# TASK BRIEF
Tally the lines containing the word "detectado" and give the total alone.

# RECORD EXTRACTS

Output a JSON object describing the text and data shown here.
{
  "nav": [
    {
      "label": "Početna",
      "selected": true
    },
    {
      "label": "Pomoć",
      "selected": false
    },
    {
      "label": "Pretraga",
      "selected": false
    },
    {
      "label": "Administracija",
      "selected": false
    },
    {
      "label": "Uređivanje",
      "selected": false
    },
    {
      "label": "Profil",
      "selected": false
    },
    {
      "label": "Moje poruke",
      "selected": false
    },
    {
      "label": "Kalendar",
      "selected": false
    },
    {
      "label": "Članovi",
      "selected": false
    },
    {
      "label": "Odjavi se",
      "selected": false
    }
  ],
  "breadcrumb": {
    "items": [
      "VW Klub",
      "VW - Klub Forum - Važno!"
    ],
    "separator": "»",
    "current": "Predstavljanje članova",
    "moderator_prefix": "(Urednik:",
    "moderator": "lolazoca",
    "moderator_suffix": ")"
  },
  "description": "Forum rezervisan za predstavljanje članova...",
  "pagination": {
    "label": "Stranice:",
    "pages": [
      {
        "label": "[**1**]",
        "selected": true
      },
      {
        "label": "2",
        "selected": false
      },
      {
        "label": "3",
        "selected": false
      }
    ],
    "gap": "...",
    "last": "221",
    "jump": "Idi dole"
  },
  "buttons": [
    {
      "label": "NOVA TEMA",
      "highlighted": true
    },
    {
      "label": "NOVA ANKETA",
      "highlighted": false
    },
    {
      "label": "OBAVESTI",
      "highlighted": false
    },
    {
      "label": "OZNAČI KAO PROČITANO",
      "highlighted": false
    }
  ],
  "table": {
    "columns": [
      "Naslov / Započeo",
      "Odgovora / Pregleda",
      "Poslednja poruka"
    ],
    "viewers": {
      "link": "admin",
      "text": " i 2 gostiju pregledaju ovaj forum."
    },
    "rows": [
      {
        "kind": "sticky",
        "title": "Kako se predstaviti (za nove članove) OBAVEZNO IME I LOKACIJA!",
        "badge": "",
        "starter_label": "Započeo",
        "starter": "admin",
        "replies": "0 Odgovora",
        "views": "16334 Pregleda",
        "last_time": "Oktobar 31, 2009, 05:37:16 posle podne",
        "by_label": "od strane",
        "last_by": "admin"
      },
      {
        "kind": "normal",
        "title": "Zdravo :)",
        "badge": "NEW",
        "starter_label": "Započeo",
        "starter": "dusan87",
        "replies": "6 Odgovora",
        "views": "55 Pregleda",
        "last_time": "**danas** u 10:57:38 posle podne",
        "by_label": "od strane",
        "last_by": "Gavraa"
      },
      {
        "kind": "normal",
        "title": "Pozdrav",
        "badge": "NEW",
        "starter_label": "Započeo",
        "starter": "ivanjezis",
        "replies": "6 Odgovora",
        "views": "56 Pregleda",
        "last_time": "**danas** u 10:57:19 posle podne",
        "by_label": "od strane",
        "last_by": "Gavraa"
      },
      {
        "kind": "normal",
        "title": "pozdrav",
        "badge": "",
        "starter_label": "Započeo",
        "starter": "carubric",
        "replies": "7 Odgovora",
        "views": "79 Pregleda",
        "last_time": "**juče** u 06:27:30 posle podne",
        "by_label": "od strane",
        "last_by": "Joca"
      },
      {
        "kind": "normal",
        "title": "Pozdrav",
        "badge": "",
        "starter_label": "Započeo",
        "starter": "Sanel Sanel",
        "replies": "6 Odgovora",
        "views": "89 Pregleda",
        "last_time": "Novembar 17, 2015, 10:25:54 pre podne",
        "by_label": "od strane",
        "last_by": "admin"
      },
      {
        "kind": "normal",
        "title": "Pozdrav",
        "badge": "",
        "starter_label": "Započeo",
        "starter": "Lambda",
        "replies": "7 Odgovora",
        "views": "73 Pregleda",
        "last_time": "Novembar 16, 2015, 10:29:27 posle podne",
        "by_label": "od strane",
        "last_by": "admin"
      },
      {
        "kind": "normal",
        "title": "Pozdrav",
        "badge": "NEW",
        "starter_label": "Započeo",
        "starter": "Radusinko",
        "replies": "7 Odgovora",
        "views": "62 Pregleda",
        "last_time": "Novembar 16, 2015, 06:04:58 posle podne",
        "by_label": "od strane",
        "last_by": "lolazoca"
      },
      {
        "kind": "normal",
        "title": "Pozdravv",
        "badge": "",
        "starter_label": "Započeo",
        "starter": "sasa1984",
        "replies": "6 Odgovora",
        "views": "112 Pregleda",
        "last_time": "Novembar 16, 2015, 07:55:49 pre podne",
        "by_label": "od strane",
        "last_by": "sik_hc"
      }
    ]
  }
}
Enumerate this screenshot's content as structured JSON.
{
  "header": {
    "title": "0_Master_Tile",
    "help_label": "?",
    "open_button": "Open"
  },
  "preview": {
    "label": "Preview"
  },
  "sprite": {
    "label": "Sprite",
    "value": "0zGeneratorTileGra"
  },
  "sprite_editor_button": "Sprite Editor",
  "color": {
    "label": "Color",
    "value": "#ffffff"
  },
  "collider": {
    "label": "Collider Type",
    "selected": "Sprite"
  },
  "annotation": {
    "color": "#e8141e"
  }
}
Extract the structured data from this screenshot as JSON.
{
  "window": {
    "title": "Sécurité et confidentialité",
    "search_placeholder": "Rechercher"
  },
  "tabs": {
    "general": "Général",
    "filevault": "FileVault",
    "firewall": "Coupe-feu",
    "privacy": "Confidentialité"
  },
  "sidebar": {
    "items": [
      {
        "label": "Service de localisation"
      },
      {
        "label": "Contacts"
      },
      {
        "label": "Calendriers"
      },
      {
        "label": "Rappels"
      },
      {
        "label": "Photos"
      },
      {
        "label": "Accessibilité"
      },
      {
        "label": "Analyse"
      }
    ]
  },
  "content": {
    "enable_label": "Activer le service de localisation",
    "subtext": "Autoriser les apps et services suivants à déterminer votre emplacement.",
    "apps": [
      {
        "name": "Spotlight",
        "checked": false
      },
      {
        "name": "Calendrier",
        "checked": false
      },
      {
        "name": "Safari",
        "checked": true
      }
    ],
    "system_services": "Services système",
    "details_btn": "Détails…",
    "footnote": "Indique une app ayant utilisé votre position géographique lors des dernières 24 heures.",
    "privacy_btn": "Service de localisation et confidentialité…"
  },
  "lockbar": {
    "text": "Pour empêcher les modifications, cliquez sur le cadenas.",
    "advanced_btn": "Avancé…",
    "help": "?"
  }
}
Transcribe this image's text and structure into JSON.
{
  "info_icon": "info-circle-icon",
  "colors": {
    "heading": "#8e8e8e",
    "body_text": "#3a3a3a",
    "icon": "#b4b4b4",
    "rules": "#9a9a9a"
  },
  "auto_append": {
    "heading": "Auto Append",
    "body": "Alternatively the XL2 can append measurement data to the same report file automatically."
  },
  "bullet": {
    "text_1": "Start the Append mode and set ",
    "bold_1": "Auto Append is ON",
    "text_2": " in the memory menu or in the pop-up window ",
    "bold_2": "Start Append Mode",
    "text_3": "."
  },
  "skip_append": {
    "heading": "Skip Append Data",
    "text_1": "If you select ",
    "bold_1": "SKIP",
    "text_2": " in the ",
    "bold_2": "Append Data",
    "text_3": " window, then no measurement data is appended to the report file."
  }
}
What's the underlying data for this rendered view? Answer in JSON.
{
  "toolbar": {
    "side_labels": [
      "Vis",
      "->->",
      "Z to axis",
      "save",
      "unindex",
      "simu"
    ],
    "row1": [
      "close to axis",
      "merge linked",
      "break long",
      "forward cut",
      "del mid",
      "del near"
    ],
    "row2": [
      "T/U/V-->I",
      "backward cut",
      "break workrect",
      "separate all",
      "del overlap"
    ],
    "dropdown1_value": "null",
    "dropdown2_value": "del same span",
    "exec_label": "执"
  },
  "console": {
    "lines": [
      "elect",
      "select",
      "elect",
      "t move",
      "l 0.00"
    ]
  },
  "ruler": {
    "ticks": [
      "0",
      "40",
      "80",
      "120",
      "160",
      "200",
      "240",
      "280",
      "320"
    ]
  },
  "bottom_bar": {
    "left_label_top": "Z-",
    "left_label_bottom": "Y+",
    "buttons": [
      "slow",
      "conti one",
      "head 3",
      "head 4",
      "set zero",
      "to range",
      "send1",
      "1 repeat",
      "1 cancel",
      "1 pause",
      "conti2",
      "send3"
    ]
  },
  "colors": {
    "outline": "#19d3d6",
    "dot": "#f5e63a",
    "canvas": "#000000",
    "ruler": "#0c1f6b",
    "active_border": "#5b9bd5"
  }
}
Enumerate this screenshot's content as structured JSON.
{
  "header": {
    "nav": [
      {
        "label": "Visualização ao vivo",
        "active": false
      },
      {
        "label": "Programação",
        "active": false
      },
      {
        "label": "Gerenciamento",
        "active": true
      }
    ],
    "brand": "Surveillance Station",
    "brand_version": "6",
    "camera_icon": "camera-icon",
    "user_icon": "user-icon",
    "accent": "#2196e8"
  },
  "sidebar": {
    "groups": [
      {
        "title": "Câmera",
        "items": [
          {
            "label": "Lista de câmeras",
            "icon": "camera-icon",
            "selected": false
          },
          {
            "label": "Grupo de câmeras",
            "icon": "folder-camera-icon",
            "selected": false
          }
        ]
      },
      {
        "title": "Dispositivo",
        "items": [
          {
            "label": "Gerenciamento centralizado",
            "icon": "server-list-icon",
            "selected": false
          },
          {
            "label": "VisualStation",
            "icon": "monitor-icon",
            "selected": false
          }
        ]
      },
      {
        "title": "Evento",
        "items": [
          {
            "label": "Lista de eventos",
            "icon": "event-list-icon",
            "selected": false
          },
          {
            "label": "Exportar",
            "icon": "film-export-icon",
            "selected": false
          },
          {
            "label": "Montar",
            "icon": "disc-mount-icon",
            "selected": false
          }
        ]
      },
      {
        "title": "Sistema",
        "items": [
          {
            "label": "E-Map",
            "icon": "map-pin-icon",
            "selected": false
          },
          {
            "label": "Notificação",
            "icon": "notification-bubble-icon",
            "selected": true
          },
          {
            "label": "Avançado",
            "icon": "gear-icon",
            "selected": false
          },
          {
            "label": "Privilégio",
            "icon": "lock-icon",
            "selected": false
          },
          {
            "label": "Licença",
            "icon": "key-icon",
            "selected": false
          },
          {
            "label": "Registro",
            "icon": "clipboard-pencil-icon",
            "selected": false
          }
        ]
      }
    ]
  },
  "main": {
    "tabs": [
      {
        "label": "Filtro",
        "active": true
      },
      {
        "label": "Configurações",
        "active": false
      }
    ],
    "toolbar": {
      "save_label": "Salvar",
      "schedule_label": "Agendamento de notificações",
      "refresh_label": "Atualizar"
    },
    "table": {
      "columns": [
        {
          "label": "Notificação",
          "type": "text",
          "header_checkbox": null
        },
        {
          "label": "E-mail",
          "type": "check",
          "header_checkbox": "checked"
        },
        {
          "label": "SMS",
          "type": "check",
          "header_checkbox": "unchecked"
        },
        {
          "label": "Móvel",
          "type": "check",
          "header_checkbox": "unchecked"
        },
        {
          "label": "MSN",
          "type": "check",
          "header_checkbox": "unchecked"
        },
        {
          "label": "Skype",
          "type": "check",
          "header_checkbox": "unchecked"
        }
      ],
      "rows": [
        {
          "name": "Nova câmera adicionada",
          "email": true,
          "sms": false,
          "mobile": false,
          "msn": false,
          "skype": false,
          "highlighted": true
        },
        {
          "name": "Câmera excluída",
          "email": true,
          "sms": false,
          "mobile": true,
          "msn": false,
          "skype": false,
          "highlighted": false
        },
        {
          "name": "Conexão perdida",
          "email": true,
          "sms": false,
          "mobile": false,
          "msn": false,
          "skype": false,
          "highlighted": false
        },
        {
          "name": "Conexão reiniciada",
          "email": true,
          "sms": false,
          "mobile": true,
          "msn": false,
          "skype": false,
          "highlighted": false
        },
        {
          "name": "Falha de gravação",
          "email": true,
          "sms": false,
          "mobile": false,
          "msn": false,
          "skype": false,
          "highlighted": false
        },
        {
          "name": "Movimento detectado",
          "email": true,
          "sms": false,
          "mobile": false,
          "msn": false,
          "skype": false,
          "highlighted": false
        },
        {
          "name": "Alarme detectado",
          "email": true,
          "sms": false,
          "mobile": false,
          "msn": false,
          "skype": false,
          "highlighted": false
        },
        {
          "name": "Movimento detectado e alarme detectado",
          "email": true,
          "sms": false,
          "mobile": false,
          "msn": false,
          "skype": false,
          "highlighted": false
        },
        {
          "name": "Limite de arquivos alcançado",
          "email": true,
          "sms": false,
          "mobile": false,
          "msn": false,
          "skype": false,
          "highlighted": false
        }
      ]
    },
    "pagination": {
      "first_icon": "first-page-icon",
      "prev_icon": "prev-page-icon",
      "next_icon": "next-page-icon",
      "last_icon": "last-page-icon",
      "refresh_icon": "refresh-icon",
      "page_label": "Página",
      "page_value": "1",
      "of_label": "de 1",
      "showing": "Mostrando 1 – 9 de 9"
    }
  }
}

# ANSWER FOR THIS EXERCISE
3